[Saved data entries]

* START *

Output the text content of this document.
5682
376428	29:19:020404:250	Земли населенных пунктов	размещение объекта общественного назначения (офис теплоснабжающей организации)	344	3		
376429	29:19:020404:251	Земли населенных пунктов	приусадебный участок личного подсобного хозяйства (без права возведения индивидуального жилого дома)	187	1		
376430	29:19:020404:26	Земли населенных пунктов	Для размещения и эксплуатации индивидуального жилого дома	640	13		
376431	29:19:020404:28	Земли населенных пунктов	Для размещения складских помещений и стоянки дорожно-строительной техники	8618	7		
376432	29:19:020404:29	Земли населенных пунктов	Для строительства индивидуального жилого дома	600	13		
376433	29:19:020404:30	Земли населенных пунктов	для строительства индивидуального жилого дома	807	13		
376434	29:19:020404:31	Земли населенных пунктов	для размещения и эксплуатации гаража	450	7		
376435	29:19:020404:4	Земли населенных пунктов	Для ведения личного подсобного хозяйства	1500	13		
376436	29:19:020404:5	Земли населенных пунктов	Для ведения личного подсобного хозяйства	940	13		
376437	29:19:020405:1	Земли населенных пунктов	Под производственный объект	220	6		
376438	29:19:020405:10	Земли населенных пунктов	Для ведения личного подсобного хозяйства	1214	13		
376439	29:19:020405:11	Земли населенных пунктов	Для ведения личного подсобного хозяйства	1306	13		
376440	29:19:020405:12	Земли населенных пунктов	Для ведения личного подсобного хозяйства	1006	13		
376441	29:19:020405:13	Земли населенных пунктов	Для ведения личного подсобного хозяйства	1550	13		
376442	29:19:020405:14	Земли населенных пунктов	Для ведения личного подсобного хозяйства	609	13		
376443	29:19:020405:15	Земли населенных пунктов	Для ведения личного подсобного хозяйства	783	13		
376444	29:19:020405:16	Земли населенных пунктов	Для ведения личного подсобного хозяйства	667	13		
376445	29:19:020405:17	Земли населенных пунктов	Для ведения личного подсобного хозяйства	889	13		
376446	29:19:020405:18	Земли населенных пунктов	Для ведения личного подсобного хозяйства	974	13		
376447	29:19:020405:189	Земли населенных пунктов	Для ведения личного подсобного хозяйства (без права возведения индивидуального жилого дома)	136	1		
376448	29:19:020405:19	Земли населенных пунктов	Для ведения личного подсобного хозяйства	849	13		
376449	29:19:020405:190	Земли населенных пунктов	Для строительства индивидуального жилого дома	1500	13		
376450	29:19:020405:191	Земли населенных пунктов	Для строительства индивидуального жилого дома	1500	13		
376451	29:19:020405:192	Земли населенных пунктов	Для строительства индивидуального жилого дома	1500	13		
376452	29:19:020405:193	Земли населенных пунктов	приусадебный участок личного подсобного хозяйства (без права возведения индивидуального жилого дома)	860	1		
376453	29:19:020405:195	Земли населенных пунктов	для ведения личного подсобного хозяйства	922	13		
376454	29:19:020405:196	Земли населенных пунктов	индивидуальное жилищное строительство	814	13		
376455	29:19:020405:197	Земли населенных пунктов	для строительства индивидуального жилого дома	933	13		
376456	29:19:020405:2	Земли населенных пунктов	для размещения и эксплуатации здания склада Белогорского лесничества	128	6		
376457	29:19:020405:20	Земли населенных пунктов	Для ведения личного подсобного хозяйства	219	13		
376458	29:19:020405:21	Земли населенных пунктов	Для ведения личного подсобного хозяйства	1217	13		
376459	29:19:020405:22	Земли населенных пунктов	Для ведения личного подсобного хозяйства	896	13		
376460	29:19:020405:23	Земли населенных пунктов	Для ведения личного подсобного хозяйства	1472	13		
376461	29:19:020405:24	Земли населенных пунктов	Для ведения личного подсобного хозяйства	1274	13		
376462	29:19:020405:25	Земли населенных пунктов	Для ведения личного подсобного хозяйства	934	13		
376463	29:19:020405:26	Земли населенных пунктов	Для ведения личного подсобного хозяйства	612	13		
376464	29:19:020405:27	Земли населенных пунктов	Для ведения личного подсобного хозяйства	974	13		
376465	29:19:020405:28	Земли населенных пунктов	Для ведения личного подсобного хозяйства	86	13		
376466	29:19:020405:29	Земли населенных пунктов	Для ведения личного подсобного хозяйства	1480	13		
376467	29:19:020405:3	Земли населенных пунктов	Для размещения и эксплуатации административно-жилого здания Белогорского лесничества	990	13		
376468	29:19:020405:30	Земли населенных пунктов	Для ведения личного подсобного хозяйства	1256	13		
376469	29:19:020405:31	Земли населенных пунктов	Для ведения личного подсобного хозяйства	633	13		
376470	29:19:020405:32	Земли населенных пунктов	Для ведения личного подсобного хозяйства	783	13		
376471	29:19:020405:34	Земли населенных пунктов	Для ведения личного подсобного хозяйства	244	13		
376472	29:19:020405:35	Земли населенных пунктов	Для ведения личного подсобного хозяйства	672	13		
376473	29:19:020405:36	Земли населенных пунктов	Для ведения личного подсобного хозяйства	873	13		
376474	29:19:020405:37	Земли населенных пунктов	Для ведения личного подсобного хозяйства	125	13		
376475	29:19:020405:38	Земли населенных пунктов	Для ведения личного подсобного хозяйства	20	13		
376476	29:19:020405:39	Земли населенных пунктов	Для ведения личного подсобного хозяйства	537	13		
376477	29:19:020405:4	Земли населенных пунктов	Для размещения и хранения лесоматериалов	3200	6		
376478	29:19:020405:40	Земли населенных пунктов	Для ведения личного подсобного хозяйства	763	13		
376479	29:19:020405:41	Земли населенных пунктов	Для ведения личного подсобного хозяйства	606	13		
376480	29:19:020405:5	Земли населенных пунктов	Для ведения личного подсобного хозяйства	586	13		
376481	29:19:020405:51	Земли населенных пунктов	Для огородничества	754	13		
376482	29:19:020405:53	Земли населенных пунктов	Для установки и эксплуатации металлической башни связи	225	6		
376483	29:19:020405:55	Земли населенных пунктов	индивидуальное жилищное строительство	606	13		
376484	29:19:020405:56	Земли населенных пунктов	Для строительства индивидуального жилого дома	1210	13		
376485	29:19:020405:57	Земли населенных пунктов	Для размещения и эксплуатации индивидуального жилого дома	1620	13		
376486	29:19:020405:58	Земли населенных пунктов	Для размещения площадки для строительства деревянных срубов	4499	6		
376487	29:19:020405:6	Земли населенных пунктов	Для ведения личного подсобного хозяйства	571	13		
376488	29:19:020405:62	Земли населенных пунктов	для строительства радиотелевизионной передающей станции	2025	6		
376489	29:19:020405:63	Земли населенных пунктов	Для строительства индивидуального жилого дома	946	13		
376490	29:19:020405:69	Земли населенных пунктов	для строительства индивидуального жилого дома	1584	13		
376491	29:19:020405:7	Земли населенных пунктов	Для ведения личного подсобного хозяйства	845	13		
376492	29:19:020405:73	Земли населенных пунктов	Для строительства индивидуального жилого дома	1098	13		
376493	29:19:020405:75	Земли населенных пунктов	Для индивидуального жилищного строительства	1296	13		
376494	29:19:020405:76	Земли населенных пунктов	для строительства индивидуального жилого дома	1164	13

* END *

- [Exercise]
Transcribe all entries exactly as they are given.

- [Solution for this exercise]
Output the text content of this document.
5682
376428	29:19:020404:250	Земли населенных пунктов	размещение объекта общественного назначения (офис теплоснабжающей организации)	344	3		
376429	29:19:020404:251	Земли населенных пунктов	приусадебный участок личного подсобного хозяйства (без права возведения индивидуального жилого дома)	187	1		
376430	29:19:020404:26	Земли населенных пунктов	Для размещения и эксплуатации индивидуального жилого дома	640	13		
376431	29:19:020404:28	Земли населенных пунктов	Для размещения складских помещений и стоянки дорожно-строительной техники	8618	7		
376432	29:19:020404:29	Земли населенных пунктов	Для строительства индивидуального жилого дома	600	13		
376433	29:19:020404:30	Земли населенных пунктов	для строительства индивидуального жилого дома	807	13		
376434	29:19:020404:31	Земли населенных пунктов	для размещения и эксплуатации гаража	450	7		
376435	29:19:020404:4	Земли населенных пунктов	Для ведения личного подсобного хозяйства	1500	13		
376436	29:19:020404:5	Земли населенных пунктов	Для ведения личного подсобного хозяйства	940	13		
376437	29:19:020405:1	Земли населенных пунктов	Под производственный объект	220	6		
376438	29:19:020405:10	Земли населенных пунктов	Для ведения личного подсобного хозяйства	1214	13		
376439	29:19:020405:11	Земли населенных пунктов	Для ведения личного подсобного хозяйства	1306	13		
376440	29:19:020405:12	Земли населенных пунктов	Для ведения личного подсобного хозяйства	1006	13		
376441	29:19:020405:13	Земли населенных пунктов	Для ведения личного подсобного хозяйства	1550	13		
376442	29:19:020405:14	Земли населенных пунктов	Для ведения личного подсобного хозяйства	609	13		
376443	29:19:020405:15	Земли населенных пунктов	Для ведения личного подсобного хозяйства	783	13		
376444	29:19:020405:16	Земли населенных пунктов	Для ведения личного подсобного хозяйства	667	13		
376445	29:19:020405:17	Земли населенных пунктов	Для ведения личного подсобного хозяйства	889	13		
376446	29:19:020405:18	Земли населенных пунктов	Для ведения личного подсобного хозяйства	974	13		
376447	29:19:020405:189	Земли населенных пунктов	Для ведения личного подсобного хозяйства (без права возведения индивидуального жилого дома)	136	1		
376448	29:19:020405:19	Земли населенных пунктов	Для ведения личного подсобного хозяйства	849	13		
376449	29:19:020405:190	Земли населенных пунктов	Для строительства индивидуального жилого дома	1500	13		
376450	29:19:020405:191	Земли населенных пунктов	Для строительства индивидуального жилого дома	1500	13		
376451	29:19:020405:192	Земли населенных пунктов	Для строительства индивидуального жилого дома	1500	13		
376452	29:19:020405:193	Земли населенных пунктов	приусадебный участок личного подсобного хозяйства (без права возведения индивидуального жилого дома)	860	1		
376453	29:19:020405:195	Земли населенных пунктов	для ведения личного подсобного хозяйства	922	13		
376454	29:19:020405:196	Земли населенных пунктов	индивидуальное жилищное строительство	814	13		
376455	29:19:020405:197	Земли населенных пунктов	для строительства индивидуального жилого дома	933	13		
376456	29:19:020405:2	Земли населенных пунктов	для размещения и эксплуатации здания склада Белогорского лесничества	128	6		
376457	29:19:020405:20	Земли населенных пунктов	Для ведения личного подсобного хозяйства	219	13		
376458	29:19:020405:21	Земли населенных пунктов	Для ведения личного подсобного хозяйства	1217	13		
376459	29:19:020405:22	Земли населенных пунктов	Для ведения личного подсобного хозяйства	896	13		
376460	29:19:020405:23	Земли населенных пунктов	Для ведения личного подсобного хозяйства	1472	13		
376461	29:19:020405:24	Земли населенных пунктов	Для ведения личного подсобного хозяйства	1274	13		
376462	29:19:020405:25	Земли населенных пунктов	Для ведения личного подсобного хозяйства	934	13		
376463	29:19:020405:26	Земли населенных пунктов	Для ведения личного подсобного хозяйства	612	13		
376464	29:19:020405:27	Земли населенных пунктов	Для ведения личного подсобного хозяйства	974	13		
376465	29:19:020405:28	Земли населенных пунктов	Для ведения личного подсобного хозяйства	86	13		
376466	29:19:020405:29	Земли населенных пунктов	Для ведения личного подсобного хозяйства	1480	13		
376467	29:19:020405:3	Земли населенных пунктов	Для размещения и эксплуатации административно-жилого здания Белогорского лесничества	990	13		
376468	29:19:020405:30	Земли населенных пунктов	Для ведения личного подсобного хозяйства	1256	13		
376469	29:19:020405:31	Земли населенных пунктов	Для ведения личного подсобного хозяйства	633	13		
376470	29:19:020405:32	Земли населенных пунктов	Для ведения личного подсобного хозяйства	783	13		
376471	29:19:020405:34	Земли населенных пунктов	Для ведения личного подсобного хозяйства	244	13		
376472	29:19:020405:35	Земли населенных пунктов	Для ведения личного подсобного хозяйства	672	13		
376473	29:19:020405:36	Земли населенных пунктов	Для ведения личного подсобного хозяйства	873	13		
376474	29:19:020405:37	Земли населенных пунктов	Для ведения личного подсобного хозяйства	125	13		
376475	29:19:020405:38	Земли населенных пунктов	Для ведения личного подсобного хозяйства	20	13		
376476	29:19:020405:39	Земли населенных пунктов	Для ведения личного подсобного хозяйства	537	13		
376477	29:19:020405:4	Земли населенных пунктов	Для размещения и хранения лесоматериалов	3200	6		
376478	29:19:020405:40	Земли населенных пунктов	Для ведения личного подсобного хозяйства	763	13		
376479	29:19:020405:41	Земли населенных пунктов	Для ведения личного подсобного хозяйства	606	13		
376480	29:19:020405:5	Земли населенных пунктов	Для ведения личного подсобного хозяйства	586	13		
376481	29:19:020405:51	Земли населенных пунктов	Для огородничества	754	13		
376482	29:19:020405:53	Земли населенных пунктов	Для установки и эксплуатации металлической башни связи	225	6		
376483	29:19:020405:55	Земли населенных пунктов	индивидуальное жилищное строительство	606	13		
376484	29:19:020405:56	Земли населенных пунктов	Для строительства индивидуального жилого дома	1210	13		
376485	29:19:020405:57	Земли населенных пунктов	Для размещения и эксплуатации индивидуального жилого дома	1620	13		
376486	29:19:020405:58	Земли населенных пунктов	Для размещения площадки для строительства деревянных срубов	4499	6		
376487	29:19:020405:6	Земли населенных пунктов	Для ведения личного подсобного хозяйства	571	13		
376488	29:19:020405:62	Земли населенных пунктов	для строительства радиотелевизионной передающей станции	2025	6		
376489	29:19:020405:63	Земли населенных пунктов	Для строительства индивидуального жилого дома	946	13		
376490	29:19:020405:69	Земли населенных пунктов	для строительства индивидуального жилого дома	1584	13		
376491	29:19:020405:7	Земли населенных пунктов	Для ведения личного подсобного хозяйства	845	13		
376492	29:19:020405:73	Земли населенных пунктов	Для строительства индивидуального жилого дома	1098	13		
376493	29:19:020405:75	Земли населенных пунктов	Для индивидуального жилищного строительства	1296	13		
376494	29:19:020405:76	Земли населенных пунктов	для строительства индивидуального жилого дома	1164	13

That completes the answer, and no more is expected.